Region and label listings
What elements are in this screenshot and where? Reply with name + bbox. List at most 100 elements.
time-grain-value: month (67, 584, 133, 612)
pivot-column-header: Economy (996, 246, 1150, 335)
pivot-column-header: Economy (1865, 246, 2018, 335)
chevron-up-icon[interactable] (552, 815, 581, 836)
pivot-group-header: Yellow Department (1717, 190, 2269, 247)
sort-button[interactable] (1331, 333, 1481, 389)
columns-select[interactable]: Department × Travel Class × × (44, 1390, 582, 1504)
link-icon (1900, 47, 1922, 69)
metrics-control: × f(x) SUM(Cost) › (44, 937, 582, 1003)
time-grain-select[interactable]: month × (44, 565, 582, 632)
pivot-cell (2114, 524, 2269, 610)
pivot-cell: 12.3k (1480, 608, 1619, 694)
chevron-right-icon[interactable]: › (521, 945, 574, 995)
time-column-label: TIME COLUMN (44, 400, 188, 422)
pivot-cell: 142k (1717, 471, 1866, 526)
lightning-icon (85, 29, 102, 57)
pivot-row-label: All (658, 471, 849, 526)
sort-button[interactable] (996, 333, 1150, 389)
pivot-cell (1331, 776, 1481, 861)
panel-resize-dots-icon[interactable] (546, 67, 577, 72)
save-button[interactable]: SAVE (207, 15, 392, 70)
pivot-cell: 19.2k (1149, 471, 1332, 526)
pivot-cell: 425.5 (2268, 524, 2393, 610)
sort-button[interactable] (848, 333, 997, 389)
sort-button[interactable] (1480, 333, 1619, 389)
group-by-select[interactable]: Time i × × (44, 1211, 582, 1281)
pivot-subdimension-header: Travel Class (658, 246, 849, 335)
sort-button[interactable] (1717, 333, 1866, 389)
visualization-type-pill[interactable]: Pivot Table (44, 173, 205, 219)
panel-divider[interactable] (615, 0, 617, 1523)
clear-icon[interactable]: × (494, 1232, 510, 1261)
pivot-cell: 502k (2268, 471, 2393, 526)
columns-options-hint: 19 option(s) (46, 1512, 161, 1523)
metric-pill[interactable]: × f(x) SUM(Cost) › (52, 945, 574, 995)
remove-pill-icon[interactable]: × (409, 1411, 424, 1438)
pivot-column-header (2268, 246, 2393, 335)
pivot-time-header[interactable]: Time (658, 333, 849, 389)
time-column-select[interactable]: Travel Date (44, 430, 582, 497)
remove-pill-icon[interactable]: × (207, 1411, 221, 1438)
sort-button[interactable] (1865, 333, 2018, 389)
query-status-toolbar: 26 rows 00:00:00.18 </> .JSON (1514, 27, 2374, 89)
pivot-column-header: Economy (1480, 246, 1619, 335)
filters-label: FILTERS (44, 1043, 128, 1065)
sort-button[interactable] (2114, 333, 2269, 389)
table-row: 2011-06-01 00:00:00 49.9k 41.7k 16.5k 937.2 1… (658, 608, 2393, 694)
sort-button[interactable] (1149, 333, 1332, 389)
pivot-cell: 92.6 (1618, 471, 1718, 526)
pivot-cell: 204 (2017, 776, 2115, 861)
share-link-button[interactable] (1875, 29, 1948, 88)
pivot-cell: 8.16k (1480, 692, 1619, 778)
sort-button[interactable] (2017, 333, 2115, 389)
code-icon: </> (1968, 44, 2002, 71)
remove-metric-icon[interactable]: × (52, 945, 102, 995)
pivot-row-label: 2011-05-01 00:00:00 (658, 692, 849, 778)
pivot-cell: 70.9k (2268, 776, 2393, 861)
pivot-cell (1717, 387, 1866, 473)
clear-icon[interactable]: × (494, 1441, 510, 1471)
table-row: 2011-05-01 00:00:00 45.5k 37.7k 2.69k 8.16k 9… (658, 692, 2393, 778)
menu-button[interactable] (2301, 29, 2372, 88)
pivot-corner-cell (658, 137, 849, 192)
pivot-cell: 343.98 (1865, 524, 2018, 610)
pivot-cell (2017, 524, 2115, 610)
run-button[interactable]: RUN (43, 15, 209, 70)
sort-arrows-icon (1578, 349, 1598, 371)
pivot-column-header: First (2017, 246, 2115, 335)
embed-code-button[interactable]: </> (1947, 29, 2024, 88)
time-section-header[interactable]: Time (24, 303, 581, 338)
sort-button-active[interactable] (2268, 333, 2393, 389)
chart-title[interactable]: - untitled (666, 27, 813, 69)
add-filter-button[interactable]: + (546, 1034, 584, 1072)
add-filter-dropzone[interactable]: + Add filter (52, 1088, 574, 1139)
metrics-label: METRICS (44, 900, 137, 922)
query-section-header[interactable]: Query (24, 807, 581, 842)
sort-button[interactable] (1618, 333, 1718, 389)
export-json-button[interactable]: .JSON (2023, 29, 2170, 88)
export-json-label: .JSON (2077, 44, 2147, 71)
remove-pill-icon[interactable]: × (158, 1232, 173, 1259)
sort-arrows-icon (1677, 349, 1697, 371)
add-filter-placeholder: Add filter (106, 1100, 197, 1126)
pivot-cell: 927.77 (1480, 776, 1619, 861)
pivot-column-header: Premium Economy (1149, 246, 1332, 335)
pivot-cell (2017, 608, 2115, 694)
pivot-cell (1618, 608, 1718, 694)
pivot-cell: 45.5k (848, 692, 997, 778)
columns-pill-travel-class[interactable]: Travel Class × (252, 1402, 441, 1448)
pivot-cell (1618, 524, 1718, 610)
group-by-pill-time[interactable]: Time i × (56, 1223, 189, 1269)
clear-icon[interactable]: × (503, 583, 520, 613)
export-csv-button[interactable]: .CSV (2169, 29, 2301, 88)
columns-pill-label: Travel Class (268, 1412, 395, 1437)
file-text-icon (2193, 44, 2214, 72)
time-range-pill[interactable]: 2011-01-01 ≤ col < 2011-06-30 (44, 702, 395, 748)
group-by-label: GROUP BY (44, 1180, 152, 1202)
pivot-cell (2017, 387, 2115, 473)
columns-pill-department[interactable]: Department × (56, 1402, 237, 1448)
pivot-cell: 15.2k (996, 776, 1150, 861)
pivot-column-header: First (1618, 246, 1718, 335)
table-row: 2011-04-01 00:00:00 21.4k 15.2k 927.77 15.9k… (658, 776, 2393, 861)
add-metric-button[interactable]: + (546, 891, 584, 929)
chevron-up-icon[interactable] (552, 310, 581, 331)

Given problem: Please count the lines of the records above that contain the string "pill", and reply with the number only.

Solution to this exercise: 10